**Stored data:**
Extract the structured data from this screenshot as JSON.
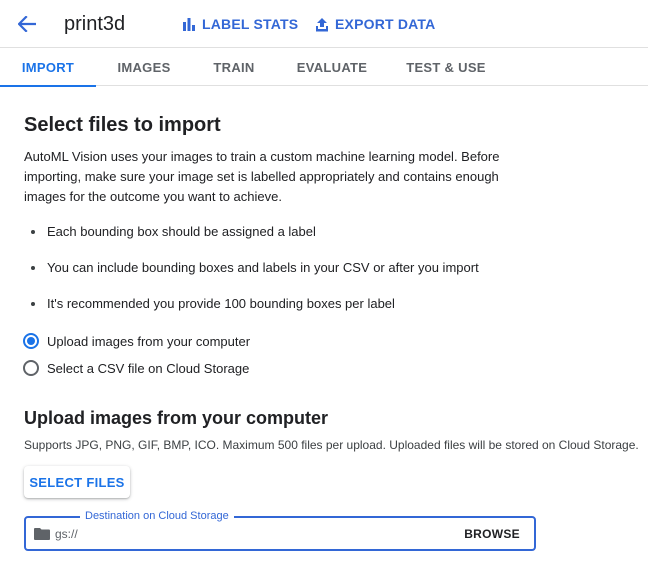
{
  "header": {
    "back_icon": "arrow-back-icon",
    "title": "print3d",
    "label_stats": "LABEL STATS",
    "export_data": "EXPORT DATA",
    "accent": "#3367d6"
  },
  "tabs": [
    {
      "label": "IMPORT",
      "active": true
    },
    {
      "label": "IMAGES",
      "active": false
    },
    {
      "label": "TRAIN",
      "active": false
    },
    {
      "label": "EVALUATE",
      "active": false
    },
    {
      "label": "TEST & USE",
      "active": false
    }
  ],
  "main": {
    "heading": "Select files to import",
    "intro": "AutoML Vision uses your images to train a custom machine learning model. Before importing, make sure your image set is labelled appropriately and contains enough images for the outcome you want to achieve.",
    "bullets": [
      "Each bounding box should be assigned a label",
      "You can include bounding boxes and labels in your CSV or after you import",
      "It's recommended you provide 100 bounding boxes per label"
    ],
    "options": [
      {
        "label": "Upload images from your computer",
        "selected": true
      },
      {
        "label": "Select a CSV file on Cloud Storage",
        "selected": false
      }
    ],
    "upload_heading": "Upload images from your computer",
    "supports": "Supports JPG, PNG, GIF, BMP, ICO. Maximum 500 files per upload. Uploaded files will be stored on Cloud Storage.",
    "select_files": "SELECT FILES",
    "destination": {
      "label": "Destination on Cloud Storage",
      "placeholder": "gs://",
      "browse": "BROWSE",
      "icon": "folder-icon"
    }
  }
}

**Problem requirements:** Without the images, write out each line of the data verbatim.

**Output of the exercise:**
Extract the structured data from this screenshot as JSON.
{
  "header": {
    "back_icon": "arrow-back-icon",
    "title": "print3d",
    "label_stats": "LABEL STATS",
    "export_data": "EXPORT DATA",
    "accent": "#3367d6"
  },
  "tabs": [
    {
      "label": "IMPORT",
      "active": true
    },
    {
      "label": "IMAGES",
      "active": false
    },
    {
      "label": "TRAIN",
      "active": false
    },
    {
      "label": "EVALUATE",
      "active": false
    },
    {
      "label": "TEST & USE",
      "active": false
    }
  ],
  "main": {
    "heading": "Select files to import",
    "intro": "AutoML Vision uses your images to train a custom machine learning model. Before importing, make sure your image set is labelled appropriately and contains enough images for the outcome you want to achieve.",
    "bullets": [
      "Each bounding box should be assigned a label",
      "You can include bounding boxes and labels in your CSV or after you import",
      "It's recommended you provide 100 bounding boxes per label"
    ],
    "options": [
      {
        "label": "Upload images from your computer",
        "selected": true
      },
      {
        "label": "Select a CSV file on Cloud Storage",
        "selected": false
      }
    ],
    "upload_heading": "Upload images from your computer",
    "supports": "Supports JPG, PNG, GIF, BMP, ICO. Maximum 500 files per upload. Uploaded files will be stored on Cloud Storage.",
    "select_files": "SELECT FILES",
    "destination": {
      "label": "Destination on Cloud Storage",
      "placeholder": "gs://",
      "browse": "BROWSE",
      "icon": "folder-icon"
    }
  }
}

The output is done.